SHORT EXERCISE = Revise the data below so that every "x-tick-label" becomes "x-axis-label", with nothing else changed. Leave the pictures out of your answer.

## BEGIN RECORDS FOR PROCESSING

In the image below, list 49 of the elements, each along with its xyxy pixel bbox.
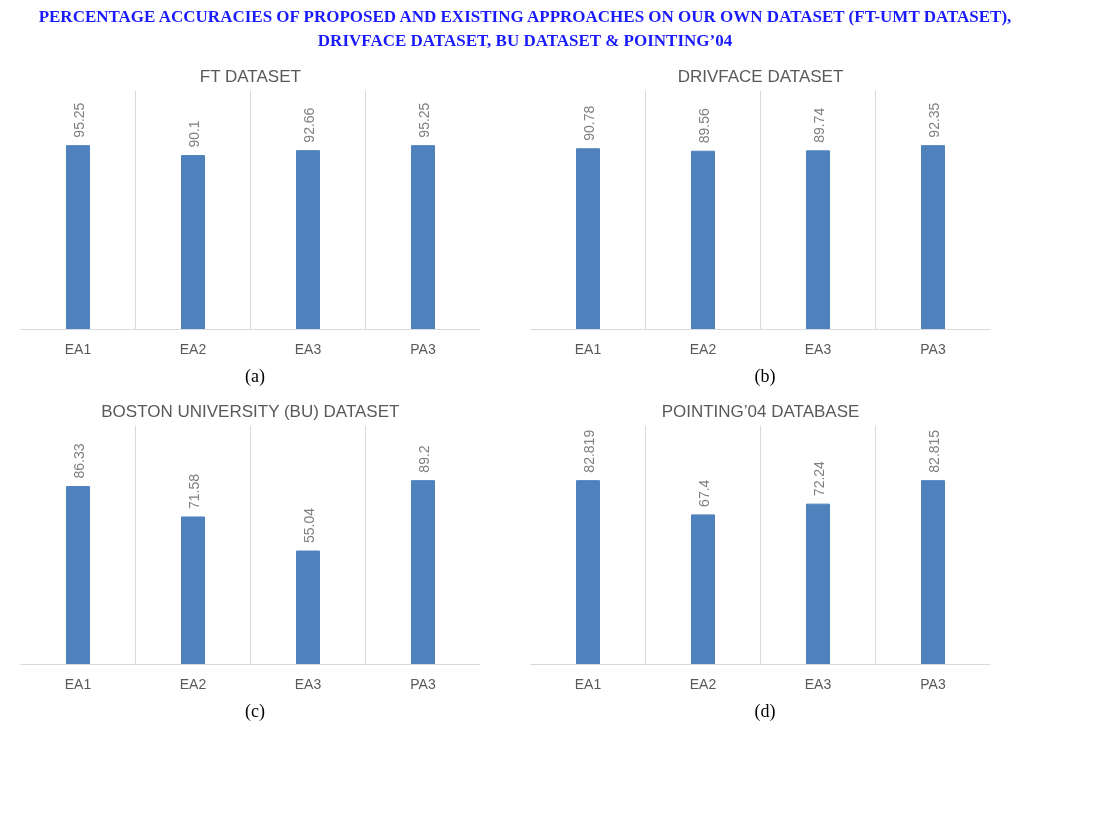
data-label: 90.1 [186,119,202,148]
x-tick-label: PA3 [410,340,436,357]
x-tick-label: PA3 [920,340,946,357]
bar [576,480,600,665]
text: (c) [245,700,265,724]
data-label: 95.25 [416,101,432,138]
chart-title: POINTING’04 DATABASE [661,401,860,421]
chart-title: FT DATASET [199,66,301,86]
text: (b) [754,364,776,388]
x-tick-label: EA3 [294,340,322,357]
text: PERCENTAGE ACCURACIES OF PROPOSED AND EXISTING APPROACHES ON OUR OWN DATASET (FT-UMT DATASET), DRIVFACE DATASET, BU DATASET & POINTING’04 [37,6,1013,53]
data-label: 82.819 [581,429,597,473]
x-tick-label: EA3 [294,675,322,692]
data-label: 89.2 [416,445,432,473]
data-label: 95.25 [71,101,87,138]
data-label: 90.78 [581,105,597,141]
data-label: 86.33 [71,443,87,479]
data-label: 72.24 [811,461,827,497]
text: (d) [754,700,776,724]
data-label: 92.35 [926,101,942,138]
bar [181,516,205,665]
data-label: 89.74 [811,107,827,143]
bar [296,550,320,665]
x-tick-label: PA3 [920,675,946,692]
bar [806,503,830,665]
bar [66,486,90,665]
x-tick-label: EA1 [64,340,92,357]
bar [411,480,435,665]
x-tick-label: EA2 [689,340,717,357]
chart-title: BOSTON UNIVERSITY (BU) DATASET [101,401,400,421]
x-tick-label: EA1 [574,675,602,692]
chart-title: DRIVFACE DATASET [677,66,844,86]
bar [691,514,715,665]
data-label: 89.56 [696,107,712,143]
data-label: 67.4 [696,479,712,508]
text: (a) [245,364,265,388]
data-label: 82.815 [926,429,942,473]
x-tick-label: EA3 [804,340,832,357]
x-tick-label: EA1 [64,675,92,692]
x-tick-label: EA1 [574,340,602,357]
x-tick-label: EA2 [179,340,207,357]
data-label: 92.66 [301,106,317,143]
x-tick-label: EA2 [689,675,717,692]
bar [921,480,945,665]
x-tick-label: PA3 [410,675,436,692]
data-label: 55.04 [301,508,317,544]
x-tick-label: EA2 [179,675,207,692]
x-tick-label: EA3 [804,675,832,692]
data-label: 71.58 [186,473,202,510]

## END RECORDS FOR PROCESSING

RESPONSE BELOW =
In the image below, list 49 of the elements, each along with its xyxy pixel bbox.
data-label: 90.1 [186,119,202,148]
x-axis-label: PA3 [410,340,436,357]
x-axis-label: PA3 [920,340,946,357]
bar [576,480,600,665]
text: (c) [245,700,265,724]
data-label: 95.25 [416,101,432,138]
chart-title: POINTING’04 DATABASE [661,401,860,421]
chart-title: FT DATASET [199,66,301,86]
text: (b) [754,364,776,388]
x-axis-label: EA3 [294,340,322,357]
text: PERCENTAGE ACCURACIES OF PROPOSED AND EXISTING APPROACHES ON OUR OWN DATASET (FT-UMT DATASET), DRIVFACE DATASET, BU DATASET & POINTING’04 [37,6,1013,53]
data-label: 82.819 [581,429,597,473]
x-axis-label: EA3 [294,675,322,692]
data-label: 89.2 [416,445,432,473]
data-label: 95.25 [71,101,87,138]
data-label: 90.78 [581,105,597,141]
data-label: 86.33 [71,443,87,479]
data-label: 72.24 [811,461,827,497]
text: (d) [754,700,776,724]
data-label: 92.35 [926,101,942,138]
bar [181,516,205,665]
data-label: 89.74 [811,107,827,143]
bar [296,550,320,665]
x-axis-label: PA3 [920,675,946,692]
bar [806,503,830,665]
bar [66,486,90,665]
x-axis-label: EA1 [64,340,92,357]
bar [411,480,435,665]
x-axis-label: EA2 [689,340,717,357]
chart-title: BOSTON UNIVERSITY (BU) DATASET [101,401,400,421]
x-axis-label: EA1 [574,675,602,692]
chart-title: DRIVFACE DATASET [677,66,844,86]
bar [691,514,715,665]
data-label: 89.56 [696,107,712,143]
data-label: 67.4 [696,479,712,508]
text: (a) [245,364,265,388]
data-label: 82.815 [926,429,942,473]
x-axis-label: EA3 [804,340,832,357]
x-axis-label: EA1 [64,675,92,692]
x-axis-label: EA1 [574,340,602,357]
x-axis-label: EA2 [179,340,207,357]
data-label: 92.66 [301,106,317,143]
x-axis-label: EA2 [689,675,717,692]
bar [921,480,945,665]
x-axis-label: PA3 [410,675,436,692]
data-label: 55.04 [301,508,317,544]
x-axis-label: EA2 [179,675,207,692]
x-axis-label: EA3 [804,675,832,692]
data-label: 71.58 [186,473,202,510]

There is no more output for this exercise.